| The data |
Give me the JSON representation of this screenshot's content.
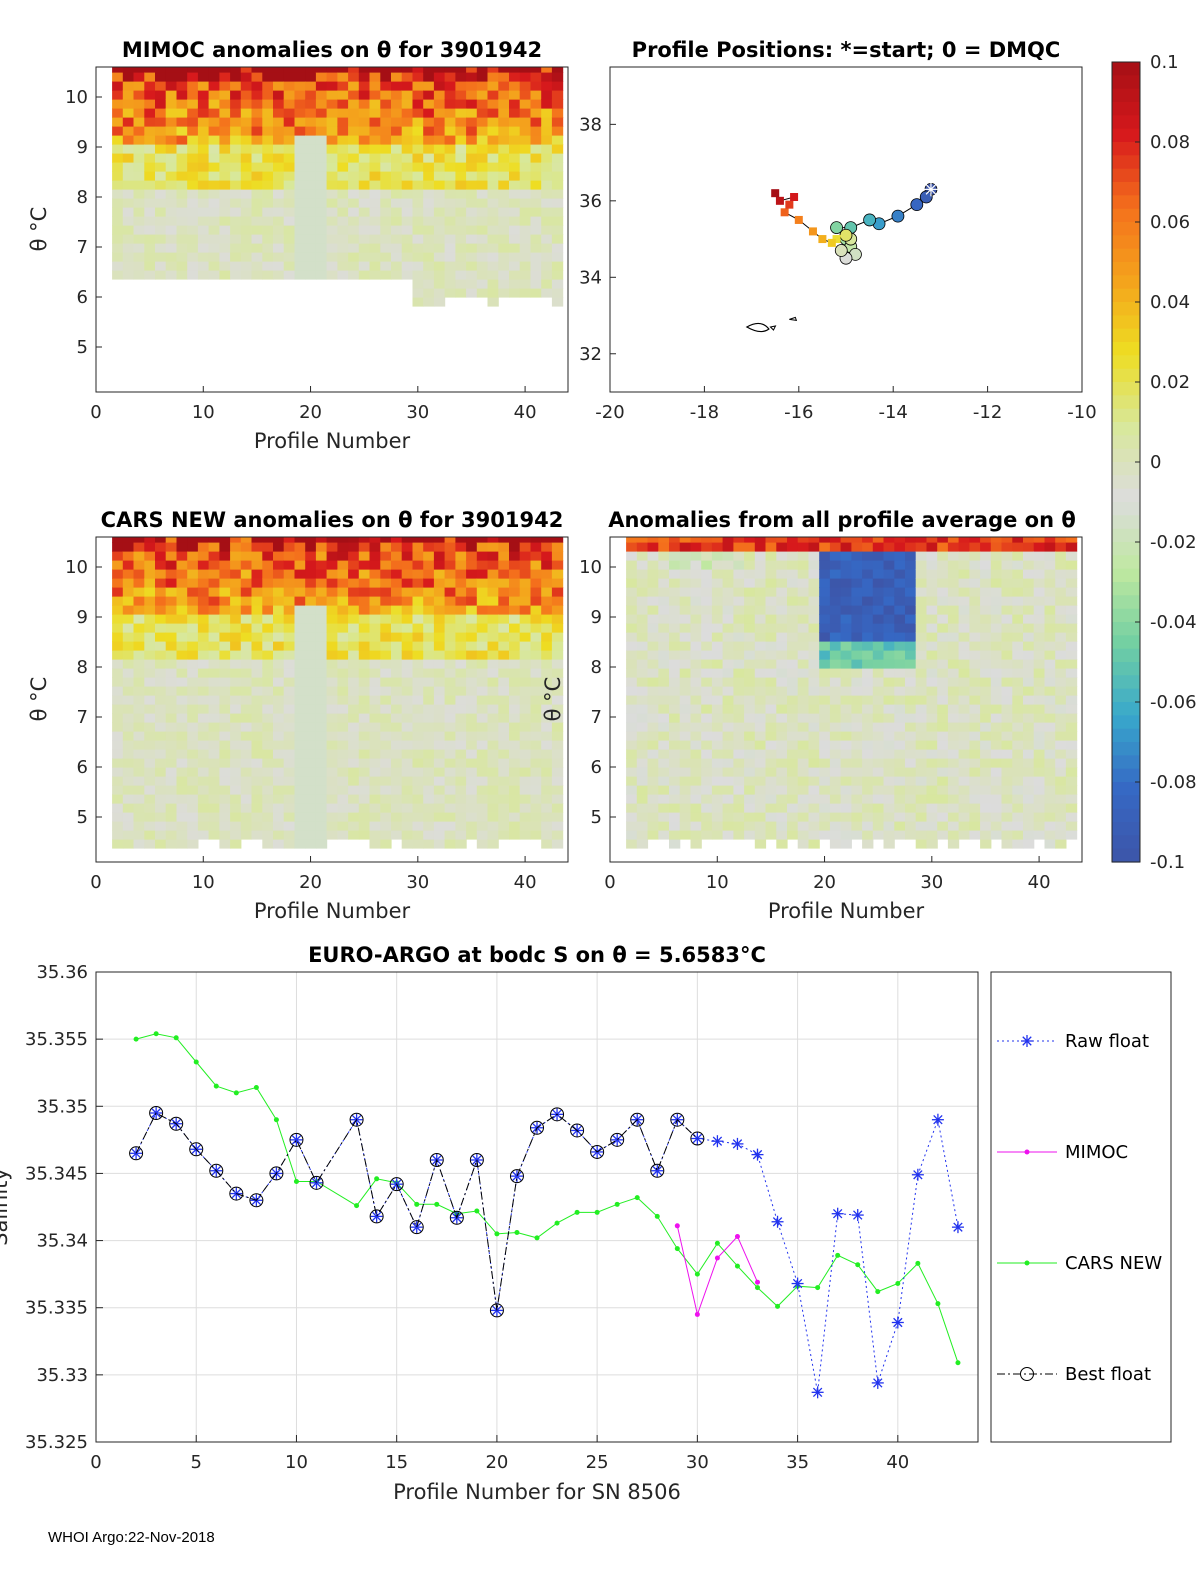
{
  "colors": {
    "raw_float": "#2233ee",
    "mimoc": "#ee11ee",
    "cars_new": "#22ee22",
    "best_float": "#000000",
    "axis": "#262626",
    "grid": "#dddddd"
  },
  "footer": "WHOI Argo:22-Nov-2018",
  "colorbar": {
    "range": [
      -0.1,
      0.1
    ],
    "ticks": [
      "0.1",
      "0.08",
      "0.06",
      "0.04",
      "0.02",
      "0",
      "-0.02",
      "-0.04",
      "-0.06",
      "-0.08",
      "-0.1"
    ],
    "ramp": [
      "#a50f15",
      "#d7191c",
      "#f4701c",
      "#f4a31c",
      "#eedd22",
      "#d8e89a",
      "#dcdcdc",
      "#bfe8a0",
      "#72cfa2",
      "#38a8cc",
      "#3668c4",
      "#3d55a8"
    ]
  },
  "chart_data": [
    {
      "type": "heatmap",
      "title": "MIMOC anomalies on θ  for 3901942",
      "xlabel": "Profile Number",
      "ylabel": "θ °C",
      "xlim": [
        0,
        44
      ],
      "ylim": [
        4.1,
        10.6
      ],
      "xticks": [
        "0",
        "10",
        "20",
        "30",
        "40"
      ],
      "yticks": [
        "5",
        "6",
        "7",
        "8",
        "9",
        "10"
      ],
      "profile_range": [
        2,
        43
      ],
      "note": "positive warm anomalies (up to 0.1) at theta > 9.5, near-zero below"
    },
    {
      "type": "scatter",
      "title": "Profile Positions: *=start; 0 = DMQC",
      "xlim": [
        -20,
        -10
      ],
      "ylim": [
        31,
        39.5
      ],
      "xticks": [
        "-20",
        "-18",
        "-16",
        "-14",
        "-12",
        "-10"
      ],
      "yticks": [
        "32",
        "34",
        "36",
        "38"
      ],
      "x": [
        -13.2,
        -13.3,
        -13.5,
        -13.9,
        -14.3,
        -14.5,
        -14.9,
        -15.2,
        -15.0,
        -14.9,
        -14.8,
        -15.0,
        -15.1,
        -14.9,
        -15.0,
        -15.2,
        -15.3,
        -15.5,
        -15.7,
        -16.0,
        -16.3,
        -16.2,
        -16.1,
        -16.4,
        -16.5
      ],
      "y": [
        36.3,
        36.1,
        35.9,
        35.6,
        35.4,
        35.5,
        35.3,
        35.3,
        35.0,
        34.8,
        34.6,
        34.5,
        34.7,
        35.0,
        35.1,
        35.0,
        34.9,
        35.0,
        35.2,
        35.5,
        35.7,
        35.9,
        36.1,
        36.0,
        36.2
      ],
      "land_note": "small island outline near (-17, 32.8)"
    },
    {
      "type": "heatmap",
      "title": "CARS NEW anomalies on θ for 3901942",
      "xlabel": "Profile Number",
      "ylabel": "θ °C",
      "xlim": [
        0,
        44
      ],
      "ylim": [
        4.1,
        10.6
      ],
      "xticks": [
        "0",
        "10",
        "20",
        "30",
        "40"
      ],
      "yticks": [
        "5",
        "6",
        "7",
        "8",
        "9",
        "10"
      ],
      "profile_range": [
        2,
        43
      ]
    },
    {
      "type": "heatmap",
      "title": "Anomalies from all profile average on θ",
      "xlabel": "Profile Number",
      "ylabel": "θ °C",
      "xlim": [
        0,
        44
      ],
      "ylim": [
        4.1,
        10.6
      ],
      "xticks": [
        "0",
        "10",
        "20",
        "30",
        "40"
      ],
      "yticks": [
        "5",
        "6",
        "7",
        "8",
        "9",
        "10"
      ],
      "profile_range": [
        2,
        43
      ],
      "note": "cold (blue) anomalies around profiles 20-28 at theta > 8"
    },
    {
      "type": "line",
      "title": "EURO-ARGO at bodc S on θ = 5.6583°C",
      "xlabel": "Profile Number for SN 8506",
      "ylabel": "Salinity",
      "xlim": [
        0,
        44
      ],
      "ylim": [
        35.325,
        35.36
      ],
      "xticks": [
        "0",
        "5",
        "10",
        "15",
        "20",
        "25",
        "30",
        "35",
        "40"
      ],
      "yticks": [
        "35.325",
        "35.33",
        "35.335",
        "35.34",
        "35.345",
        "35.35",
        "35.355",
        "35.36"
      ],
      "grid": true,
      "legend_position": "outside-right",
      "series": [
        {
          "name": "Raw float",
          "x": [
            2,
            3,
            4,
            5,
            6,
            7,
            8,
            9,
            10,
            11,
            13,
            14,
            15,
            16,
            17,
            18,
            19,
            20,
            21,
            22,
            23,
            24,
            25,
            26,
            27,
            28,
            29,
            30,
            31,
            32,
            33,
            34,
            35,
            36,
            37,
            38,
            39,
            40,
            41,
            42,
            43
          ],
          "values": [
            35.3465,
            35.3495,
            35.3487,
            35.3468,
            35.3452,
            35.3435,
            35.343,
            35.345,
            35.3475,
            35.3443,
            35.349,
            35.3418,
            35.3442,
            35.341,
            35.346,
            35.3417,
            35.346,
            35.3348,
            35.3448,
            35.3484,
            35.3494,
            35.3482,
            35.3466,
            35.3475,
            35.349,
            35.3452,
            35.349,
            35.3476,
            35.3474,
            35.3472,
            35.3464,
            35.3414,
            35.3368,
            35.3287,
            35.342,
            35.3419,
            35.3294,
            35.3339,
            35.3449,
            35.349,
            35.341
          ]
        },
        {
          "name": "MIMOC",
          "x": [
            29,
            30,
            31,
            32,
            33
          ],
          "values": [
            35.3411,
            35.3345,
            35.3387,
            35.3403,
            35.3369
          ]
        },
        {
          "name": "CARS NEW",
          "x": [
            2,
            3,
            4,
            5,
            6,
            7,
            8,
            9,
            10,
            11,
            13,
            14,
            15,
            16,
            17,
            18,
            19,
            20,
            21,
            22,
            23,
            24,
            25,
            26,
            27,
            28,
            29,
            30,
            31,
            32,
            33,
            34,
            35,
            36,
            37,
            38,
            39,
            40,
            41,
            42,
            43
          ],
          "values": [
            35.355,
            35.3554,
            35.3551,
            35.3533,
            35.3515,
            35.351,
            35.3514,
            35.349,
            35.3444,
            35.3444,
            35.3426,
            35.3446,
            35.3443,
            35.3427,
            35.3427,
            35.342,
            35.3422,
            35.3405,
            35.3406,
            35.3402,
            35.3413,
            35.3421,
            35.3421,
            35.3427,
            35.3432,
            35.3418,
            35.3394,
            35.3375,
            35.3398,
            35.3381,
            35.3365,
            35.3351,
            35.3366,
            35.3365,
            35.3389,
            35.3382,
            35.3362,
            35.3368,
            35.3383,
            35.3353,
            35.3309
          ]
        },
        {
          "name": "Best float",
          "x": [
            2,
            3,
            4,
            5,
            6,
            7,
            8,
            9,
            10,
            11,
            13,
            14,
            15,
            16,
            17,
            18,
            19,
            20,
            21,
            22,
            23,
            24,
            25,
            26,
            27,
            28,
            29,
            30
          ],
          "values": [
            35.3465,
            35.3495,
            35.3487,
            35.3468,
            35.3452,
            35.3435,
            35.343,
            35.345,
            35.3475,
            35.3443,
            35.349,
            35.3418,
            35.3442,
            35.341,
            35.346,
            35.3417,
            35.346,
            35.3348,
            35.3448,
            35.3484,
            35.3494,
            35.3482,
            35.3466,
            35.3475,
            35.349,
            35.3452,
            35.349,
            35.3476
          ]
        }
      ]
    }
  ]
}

| Request |
Pictures are excluded; copy all other data exactly as shown.

| Written answer |
Give me the JSON representation of this screenshot's content.
{
  "colors": {
    "raw_float": "#2233ee",
    "mimoc": "#ee11ee",
    "cars_new": "#22ee22",
    "best_float": "#000000",
    "axis": "#262626",
    "grid": "#dddddd"
  },
  "footer": "WHOI Argo:22-Nov-2018",
  "colorbar": {
    "range": [
      -0.1,
      0.1
    ],
    "ticks": [
      "0.1",
      "0.08",
      "0.06",
      "0.04",
      "0.02",
      "0",
      "-0.02",
      "-0.04",
      "-0.06",
      "-0.08",
      "-0.1"
    ],
    "ramp": [
      "#a50f15",
      "#d7191c",
      "#f4701c",
      "#f4a31c",
      "#eedd22",
      "#d8e89a",
      "#dcdcdc",
      "#bfe8a0",
      "#72cfa2",
      "#38a8cc",
      "#3668c4",
      "#3d55a8"
    ]
  },
  "chart_data": [
    {
      "type": "heatmap",
      "title": "MIMOC anomalies on θ  for 3901942",
      "xlabel": "Profile Number",
      "ylabel": "θ °C",
      "xlim": [
        0,
        44
      ],
      "ylim": [
        4.1,
        10.6
      ],
      "xticks": [
        "0",
        "10",
        "20",
        "30",
        "40"
      ],
      "yticks": [
        "5",
        "6",
        "7",
        "8",
        "9",
        "10"
      ],
      "profile_range": [
        2,
        43
      ],
      "note": "positive warm anomalies (up to 0.1) at theta > 9.5, near-zero below"
    },
    {
      "type": "scatter",
      "title": "Profile Positions: *=start; 0 = DMQC",
      "xlim": [
        -20,
        -10
      ],
      "ylim": [
        31,
        39.5
      ],
      "xticks": [
        "-20",
        "-18",
        "-16",
        "-14",
        "-12",
        "-10"
      ],
      "yticks": [
        "32",
        "34",
        "36",
        "38"
      ],
      "x": [
        -13.2,
        -13.3,
        -13.5,
        -13.9,
        -14.3,
        -14.5,
        -14.9,
        -15.2,
        -15.0,
        -14.9,
        -14.8,
        -15.0,
        -15.1,
        -14.9,
        -15.0,
        -15.2,
        -15.3,
        -15.5,
        -15.7,
        -16.0,
        -16.3,
        -16.2,
        -16.1,
        -16.4,
        -16.5
      ],
      "y": [
        36.3,
        36.1,
        35.9,
        35.6,
        35.4,
        35.5,
        35.3,
        35.3,
        35.0,
        34.8,
        34.6,
        34.5,
        34.7,
        35.0,
        35.1,
        35.0,
        34.9,
        35.0,
        35.2,
        35.5,
        35.7,
        35.9,
        36.1,
        36.0,
        36.2
      ],
      "land_note": "small island outline near (-17, 32.8)"
    },
    {
      "type": "heatmap",
      "title": "CARS NEW anomalies on θ for 3901942",
      "xlabel": "Profile Number",
      "ylabel": "θ °C",
      "xlim": [
        0,
        44
      ],
      "ylim": [
        4.1,
        10.6
      ],
      "xticks": [
        "0",
        "10",
        "20",
        "30",
        "40"
      ],
      "yticks": [
        "5",
        "6",
        "7",
        "8",
        "9",
        "10"
      ],
      "profile_range": [
        2,
        43
      ]
    },
    {
      "type": "heatmap",
      "title": "Anomalies from all profile average on θ",
      "xlabel": "Profile Number",
      "ylabel": "θ °C",
      "xlim": [
        0,
        44
      ],
      "ylim": [
        4.1,
        10.6
      ],
      "xticks": [
        "0",
        "10",
        "20",
        "30",
        "40"
      ],
      "yticks": [
        "5",
        "6",
        "7",
        "8",
        "9",
        "10"
      ],
      "profile_range": [
        2,
        43
      ],
      "note": "cold (blue) anomalies around profiles 20-28 at theta > 8"
    },
    {
      "type": "line",
      "title": "EURO-ARGO at bodc S on θ = 5.6583°C",
      "xlabel": "Profile Number for SN 8506",
      "ylabel": "Salinity",
      "xlim": [
        0,
        44
      ],
      "ylim": [
        35.325,
        35.36
      ],
      "xticks": [
        "0",
        "5",
        "10",
        "15",
        "20",
        "25",
        "30",
        "35",
        "40"
      ],
      "yticks": [
        "35.325",
        "35.33",
        "35.335",
        "35.34",
        "35.345",
        "35.35",
        "35.355",
        "35.36"
      ],
      "grid": true,
      "legend_position": "outside-right",
      "series": [
        {
          "name": "Raw float",
          "x": [
            2,
            3,
            4,
            5,
            6,
            7,
            8,
            9,
            10,
            11,
            13,
            14,
            15,
            16,
            17,
            18,
            19,
            20,
            21,
            22,
            23,
            24,
            25,
            26,
            27,
            28,
            29,
            30,
            31,
            32,
            33,
            34,
            35,
            36,
            37,
            38,
            39,
            40,
            41,
            42,
            43
          ],
          "values": [
            35.3465,
            35.3495,
            35.3487,
            35.3468,
            35.3452,
            35.3435,
            35.343,
            35.345,
            35.3475,
            35.3443,
            35.349,
            35.3418,
            35.3442,
            35.341,
            35.346,
            35.3417,
            35.346,
            35.3348,
            35.3448,
            35.3484,
            35.3494,
            35.3482,
            35.3466,
            35.3475,
            35.349,
            35.3452,
            35.349,
            35.3476,
            35.3474,
            35.3472,
            35.3464,
            35.3414,
            35.3368,
            35.3287,
            35.342,
            35.3419,
            35.3294,
            35.3339,
            35.3449,
            35.349,
            35.341
          ]
        },
        {
          "name": "MIMOC",
          "x": [
            29,
            30,
            31,
            32,
            33
          ],
          "values": [
            35.3411,
            35.3345,
            35.3387,
            35.3403,
            35.3369
          ]
        },
        {
          "name": "CARS NEW",
          "x": [
            2,
            3,
            4,
            5,
            6,
            7,
            8,
            9,
            10,
            11,
            13,
            14,
            15,
            16,
            17,
            18,
            19,
            20,
            21,
            22,
            23,
            24,
            25,
            26,
            27,
            28,
            29,
            30,
            31,
            32,
            33,
            34,
            35,
            36,
            37,
            38,
            39,
            40,
            41,
            42,
            43
          ],
          "values": [
            35.355,
            35.3554,
            35.3551,
            35.3533,
            35.3515,
            35.351,
            35.3514,
            35.349,
            35.3444,
            35.3444,
            35.3426,
            35.3446,
            35.3443,
            35.3427,
            35.3427,
            35.342,
            35.3422,
            35.3405,
            35.3406,
            35.3402,
            35.3413,
            35.3421,
            35.3421,
            35.3427,
            35.3432,
            35.3418,
            35.3394,
            35.3375,
            35.3398,
            35.3381,
            35.3365,
            35.3351,
            35.3366,
            35.3365,
            35.3389,
            35.3382,
            35.3362,
            35.3368,
            35.3383,
            35.3353,
            35.3309
          ]
        },
        {
          "name": "Best float",
          "x": [
            2,
            3,
            4,
            5,
            6,
            7,
            8,
            9,
            10,
            11,
            13,
            14,
            15,
            16,
            17,
            18,
            19,
            20,
            21,
            22,
            23,
            24,
            25,
            26,
            27,
            28,
            29,
            30
          ],
          "values": [
            35.3465,
            35.3495,
            35.3487,
            35.3468,
            35.3452,
            35.3435,
            35.343,
            35.345,
            35.3475,
            35.3443,
            35.349,
            35.3418,
            35.3442,
            35.341,
            35.346,
            35.3417,
            35.346,
            35.3348,
            35.3448,
            35.3484,
            35.3494,
            35.3482,
            35.3466,
            35.3475,
            35.349,
            35.3452,
            35.349,
            35.3476
          ]
        }
      ]
    }
  ]
}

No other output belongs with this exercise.